#### Stated problem
Assemble all lines in which the string "écran" appears.

* start *

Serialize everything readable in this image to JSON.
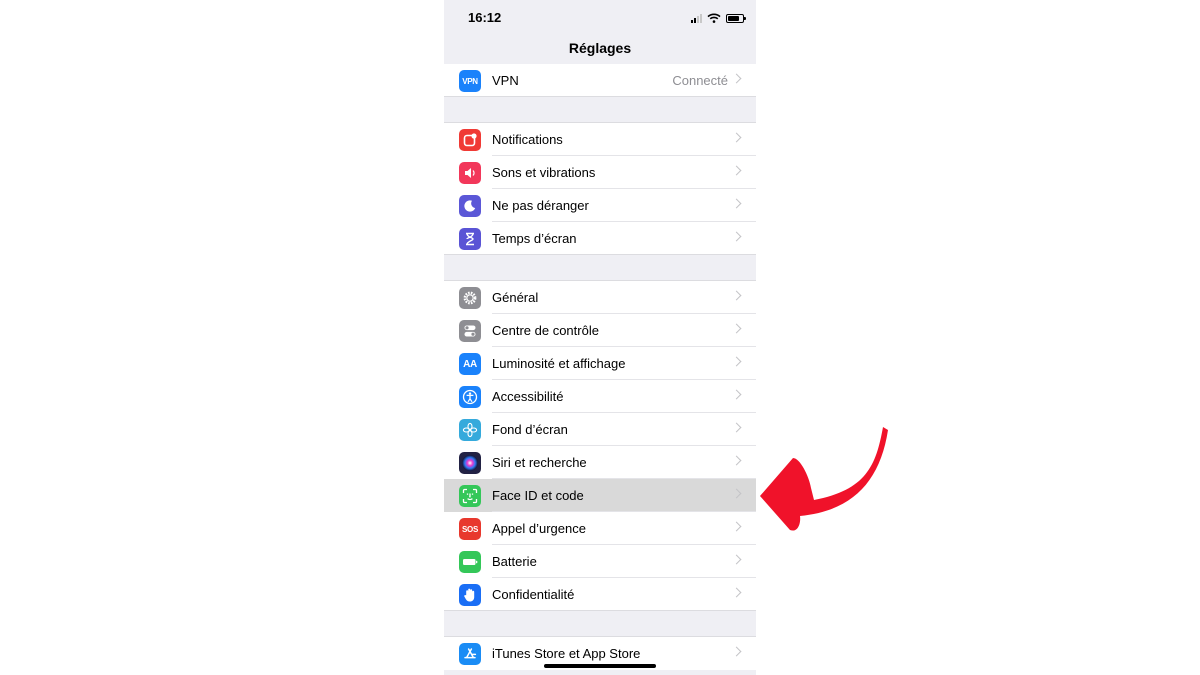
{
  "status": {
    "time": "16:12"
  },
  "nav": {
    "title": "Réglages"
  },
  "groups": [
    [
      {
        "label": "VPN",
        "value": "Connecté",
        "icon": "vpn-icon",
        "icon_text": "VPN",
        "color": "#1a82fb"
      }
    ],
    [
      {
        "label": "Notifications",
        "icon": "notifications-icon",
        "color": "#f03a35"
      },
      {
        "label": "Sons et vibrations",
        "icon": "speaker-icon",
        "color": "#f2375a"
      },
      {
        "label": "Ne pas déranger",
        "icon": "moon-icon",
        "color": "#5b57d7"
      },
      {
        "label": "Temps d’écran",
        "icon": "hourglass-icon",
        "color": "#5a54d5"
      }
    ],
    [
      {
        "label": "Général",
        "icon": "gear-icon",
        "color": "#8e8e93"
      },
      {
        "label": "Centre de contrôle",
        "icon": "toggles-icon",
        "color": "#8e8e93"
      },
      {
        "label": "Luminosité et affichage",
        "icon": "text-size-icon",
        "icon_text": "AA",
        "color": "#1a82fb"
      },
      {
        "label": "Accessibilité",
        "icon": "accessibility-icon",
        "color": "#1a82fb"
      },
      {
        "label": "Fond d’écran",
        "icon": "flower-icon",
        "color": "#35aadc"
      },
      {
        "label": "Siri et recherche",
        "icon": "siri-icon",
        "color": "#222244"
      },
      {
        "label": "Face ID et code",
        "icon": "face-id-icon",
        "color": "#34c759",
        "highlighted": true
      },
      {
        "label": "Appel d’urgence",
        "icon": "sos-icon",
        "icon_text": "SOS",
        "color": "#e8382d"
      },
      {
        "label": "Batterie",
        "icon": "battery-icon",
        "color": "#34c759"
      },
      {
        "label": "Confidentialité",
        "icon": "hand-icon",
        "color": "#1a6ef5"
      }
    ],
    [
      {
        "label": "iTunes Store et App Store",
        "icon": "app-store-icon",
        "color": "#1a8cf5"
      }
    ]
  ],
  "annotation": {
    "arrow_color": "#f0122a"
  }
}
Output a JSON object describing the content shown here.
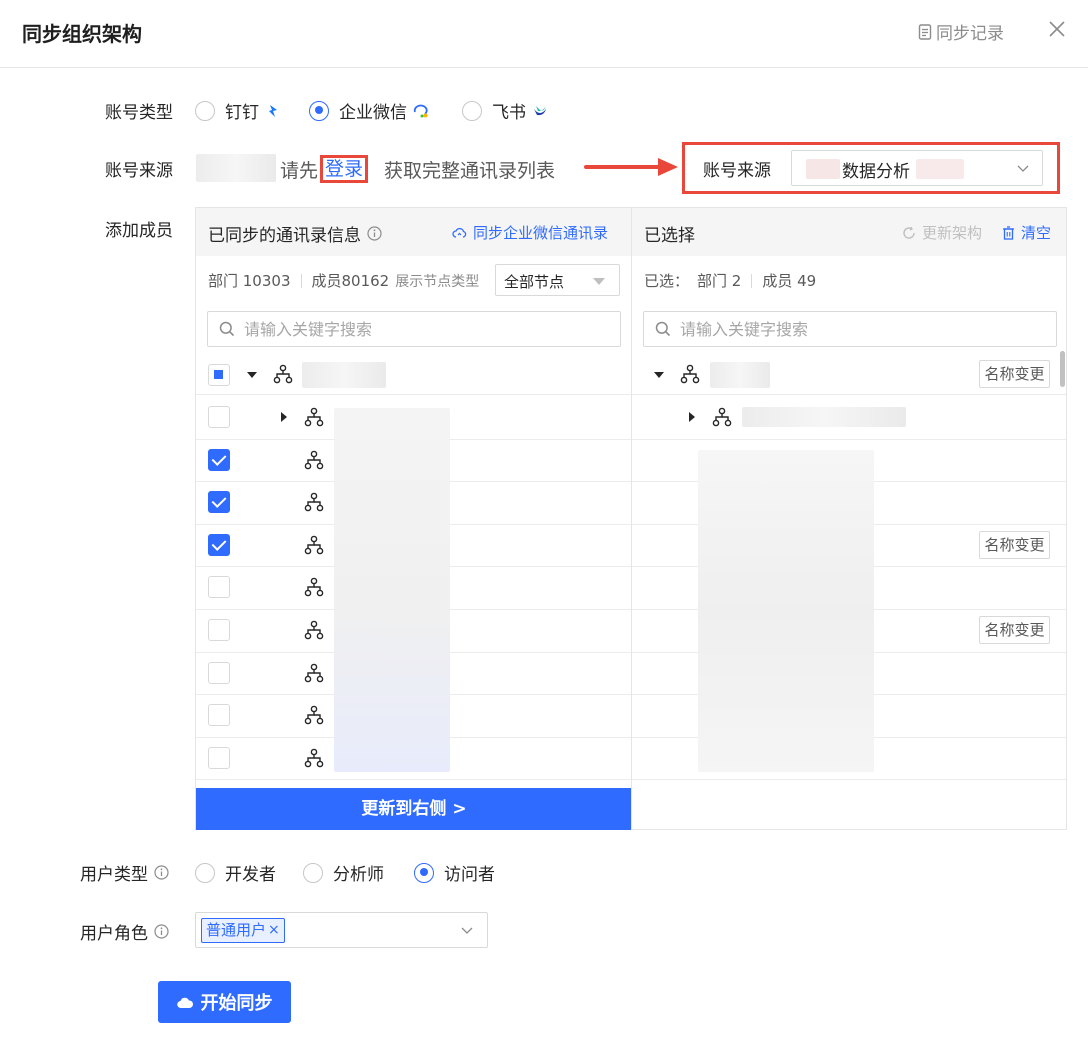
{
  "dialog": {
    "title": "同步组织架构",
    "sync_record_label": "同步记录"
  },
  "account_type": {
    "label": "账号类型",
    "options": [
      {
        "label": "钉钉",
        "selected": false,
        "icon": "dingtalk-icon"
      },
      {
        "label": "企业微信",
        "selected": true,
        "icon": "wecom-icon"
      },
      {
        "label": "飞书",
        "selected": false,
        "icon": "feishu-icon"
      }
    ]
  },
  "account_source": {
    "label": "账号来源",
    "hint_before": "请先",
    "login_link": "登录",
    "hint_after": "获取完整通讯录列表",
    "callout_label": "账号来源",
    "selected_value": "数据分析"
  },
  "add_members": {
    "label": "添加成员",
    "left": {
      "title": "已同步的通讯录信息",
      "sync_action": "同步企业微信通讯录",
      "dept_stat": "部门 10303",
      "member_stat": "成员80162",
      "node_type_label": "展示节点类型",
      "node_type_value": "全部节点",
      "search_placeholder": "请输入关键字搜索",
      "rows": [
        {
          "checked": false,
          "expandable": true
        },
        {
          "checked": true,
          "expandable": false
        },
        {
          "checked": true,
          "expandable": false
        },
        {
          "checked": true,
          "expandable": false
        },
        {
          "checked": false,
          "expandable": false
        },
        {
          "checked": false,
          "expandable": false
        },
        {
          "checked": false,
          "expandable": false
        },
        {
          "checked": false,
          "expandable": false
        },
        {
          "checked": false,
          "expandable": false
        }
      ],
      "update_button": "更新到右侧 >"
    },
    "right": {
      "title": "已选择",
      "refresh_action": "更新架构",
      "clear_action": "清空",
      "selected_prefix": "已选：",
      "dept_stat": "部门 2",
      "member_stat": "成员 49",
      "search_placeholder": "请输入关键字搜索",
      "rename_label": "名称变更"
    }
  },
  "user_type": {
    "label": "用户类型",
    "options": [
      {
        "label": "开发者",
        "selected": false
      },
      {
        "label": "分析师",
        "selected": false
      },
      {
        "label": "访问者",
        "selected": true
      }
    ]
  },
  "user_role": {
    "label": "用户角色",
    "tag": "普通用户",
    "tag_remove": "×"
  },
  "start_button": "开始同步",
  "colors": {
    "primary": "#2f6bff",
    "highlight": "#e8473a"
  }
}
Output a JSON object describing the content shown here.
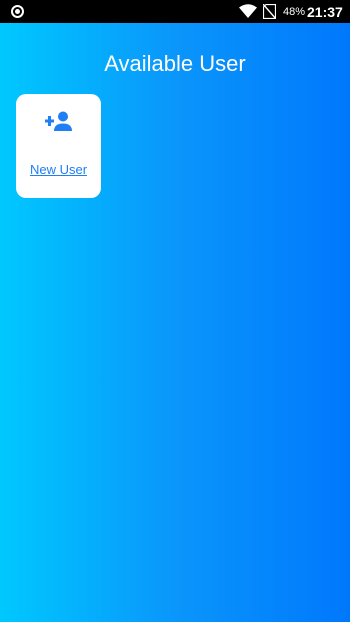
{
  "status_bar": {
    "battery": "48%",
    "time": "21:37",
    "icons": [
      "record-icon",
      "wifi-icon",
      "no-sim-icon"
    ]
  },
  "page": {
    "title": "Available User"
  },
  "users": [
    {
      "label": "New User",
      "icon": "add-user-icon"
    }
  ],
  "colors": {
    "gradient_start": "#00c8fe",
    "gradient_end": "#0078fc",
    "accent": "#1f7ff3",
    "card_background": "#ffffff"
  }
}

* end *

#### Solution to the exercise
        "label": "Temps d’écran",
        "label": "Fond d’écran",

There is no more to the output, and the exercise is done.